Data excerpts

★ ★ ★ ★

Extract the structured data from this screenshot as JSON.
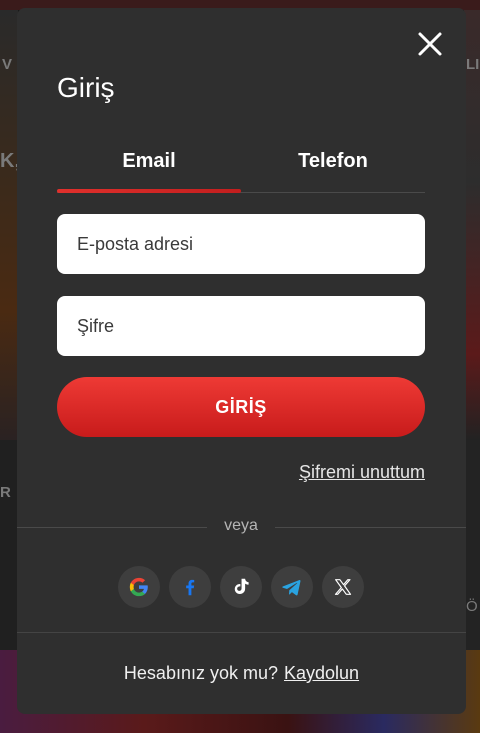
{
  "background": {
    "left_texts": [
      "V",
      "K,",
      "R"
    ],
    "right_texts": [
      "LI",
      "Ö"
    ]
  },
  "modal": {
    "title": "Giriş",
    "tabs": [
      {
        "label": "Email",
        "active": true
      },
      {
        "label": "Telefon",
        "active": false
      }
    ],
    "email_field": {
      "placeholder": "E-posta adresi",
      "value": ""
    },
    "password_field": {
      "placeholder": "Şifre",
      "value": ""
    },
    "login_button": "GİRİŞ",
    "forgot_password": "Şifremi unuttum",
    "divider_text": "veya",
    "social_icons": [
      "google-icon",
      "facebook-icon",
      "tiktok-icon",
      "telegram-icon",
      "x-icon"
    ],
    "footer": {
      "question": "Hesabınız yok mu?",
      "signup_link": "Kaydolun"
    },
    "colors": {
      "accent": "#e0302c",
      "modal_bg": "#2f2f2f"
    }
  }
}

★ ★ ★ ★

Extract every line of the data exactly; pictures stay out.

**Exercise solution**:
Extract the structured data from this screenshot as JSON.
{
  "background": {
    "left_texts": [
      "V",
      "K,",
      "R"
    ],
    "right_texts": [
      "LI",
      "Ö"
    ]
  },
  "modal": {
    "title": "Giriş",
    "tabs": [
      {
        "label": "Email",
        "active": true
      },
      {
        "label": "Telefon",
        "active": false
      }
    ],
    "email_field": {
      "placeholder": "E-posta adresi",
      "value": ""
    },
    "password_field": {
      "placeholder": "Şifre",
      "value": ""
    },
    "login_button": "GİRİŞ",
    "forgot_password": "Şifremi unuttum",
    "divider_text": "veya",
    "social_icons": [
      "google-icon",
      "facebook-icon",
      "tiktok-icon",
      "telegram-icon",
      "x-icon"
    ],
    "footer": {
      "question": "Hesabınız yok mu?",
      "signup_link": "Kaydolun"
    },
    "colors": {
      "accent": "#e0302c",
      "modal_bg": "#2f2f2f"
    }
  }
}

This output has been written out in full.